### Request
Restate the records in their entirety, word for word.

>>>

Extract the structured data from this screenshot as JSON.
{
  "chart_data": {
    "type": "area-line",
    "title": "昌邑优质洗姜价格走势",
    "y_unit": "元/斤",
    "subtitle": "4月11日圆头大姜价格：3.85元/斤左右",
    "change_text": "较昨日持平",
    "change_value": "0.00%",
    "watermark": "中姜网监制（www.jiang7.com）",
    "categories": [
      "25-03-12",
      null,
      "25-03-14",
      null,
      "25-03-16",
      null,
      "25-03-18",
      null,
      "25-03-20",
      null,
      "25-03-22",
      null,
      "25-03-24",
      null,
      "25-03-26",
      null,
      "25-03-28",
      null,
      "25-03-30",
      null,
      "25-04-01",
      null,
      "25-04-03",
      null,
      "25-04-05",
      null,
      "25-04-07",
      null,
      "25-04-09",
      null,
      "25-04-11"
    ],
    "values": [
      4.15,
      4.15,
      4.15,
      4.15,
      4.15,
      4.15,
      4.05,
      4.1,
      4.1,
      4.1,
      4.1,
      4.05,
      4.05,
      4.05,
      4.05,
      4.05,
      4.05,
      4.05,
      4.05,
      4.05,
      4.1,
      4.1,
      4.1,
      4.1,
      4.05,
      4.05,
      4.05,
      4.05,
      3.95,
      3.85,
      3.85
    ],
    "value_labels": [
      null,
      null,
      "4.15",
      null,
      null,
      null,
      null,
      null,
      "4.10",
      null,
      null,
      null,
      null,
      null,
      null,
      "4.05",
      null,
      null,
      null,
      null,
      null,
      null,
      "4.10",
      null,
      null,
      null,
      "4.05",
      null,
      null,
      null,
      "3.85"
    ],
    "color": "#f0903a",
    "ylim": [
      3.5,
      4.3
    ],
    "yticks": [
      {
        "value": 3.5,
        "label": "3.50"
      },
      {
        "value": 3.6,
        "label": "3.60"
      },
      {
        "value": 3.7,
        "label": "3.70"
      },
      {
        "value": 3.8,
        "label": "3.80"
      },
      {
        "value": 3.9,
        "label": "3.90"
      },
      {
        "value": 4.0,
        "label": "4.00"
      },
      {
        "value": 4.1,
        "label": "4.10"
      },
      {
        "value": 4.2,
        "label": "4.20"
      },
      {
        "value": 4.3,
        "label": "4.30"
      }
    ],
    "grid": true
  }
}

<<<

### Output for this task
Extract the structured data from this screenshot as JSON.
{
  "chart_data": {
    "type": "area-line",
    "title": "昌邑优质洗姜价格走势",
    "y_unit": "元/斤",
    "subtitle": "4月11日圆头大姜价格：3.85元/斤左右",
    "change_text": "较昨日持平",
    "change_value": "0.00%",
    "watermark": "中姜网监制（www.jiang7.com）",
    "categories": [
      "25-03-12",
      null,
      "25-03-14",
      null,
      "25-03-16",
      null,
      "25-03-18",
      null,
      "25-03-20",
      null,
      "25-03-22",
      null,
      "25-03-24",
      null,
      "25-03-26",
      null,
      "25-03-28",
      null,
      "25-03-30",
      null,
      "25-04-01",
      null,
      "25-04-03",
      null,
      "25-04-05",
      null,
      "25-04-07",
      null,
      "25-04-09",
      null,
      "25-04-11"
    ],
    "values": [
      4.15,
      4.15,
      4.15,
      4.15,
      4.15,
      4.15,
      4.05,
      4.1,
      4.1,
      4.1,
      4.1,
      4.05,
      4.05,
      4.05,
      4.05,
      4.05,
      4.05,
      4.05,
      4.05,
      4.05,
      4.1,
      4.1,
      4.1,
      4.1,
      4.05,
      4.05,
      4.05,
      4.05,
      3.95,
      3.85,
      3.85
    ],
    "value_labels": [
      null,
      null,
      "4.15",
      null,
      null,
      null,
      null,
      null,
      "4.10",
      null,
      null,
      null,
      null,
      null,
      null,
      "4.05",
      null,
      null,
      null,
      null,
      null,
      null,
      "4.10",
      null,
      null,
      null,
      "4.05",
      null,
      null,
      null,
      "3.85"
    ],
    "color": "#f0903a",
    "ylim": [
      3.5,
      4.3
    ],
    "yticks": [
      {
        "value": 3.5,
        "label": "3.50"
      },
      {
        "value": 3.6,
        "label": "3.60"
      },
      {
        "value": 3.7,
        "label": "3.70"
      },
      {
        "value": 3.8,
        "label": "3.80"
      },
      {
        "value": 3.9,
        "label": "3.90"
      },
      {
        "value": 4.0,
        "label": "4.00"
      },
      {
        "value": 4.1,
        "label": "4.10"
      },
      {
        "value": 4.2,
        "label": "4.20"
      },
      {
        "value": 4.3,
        "label": "4.30"
      }
    ],
    "grid": true
  }
}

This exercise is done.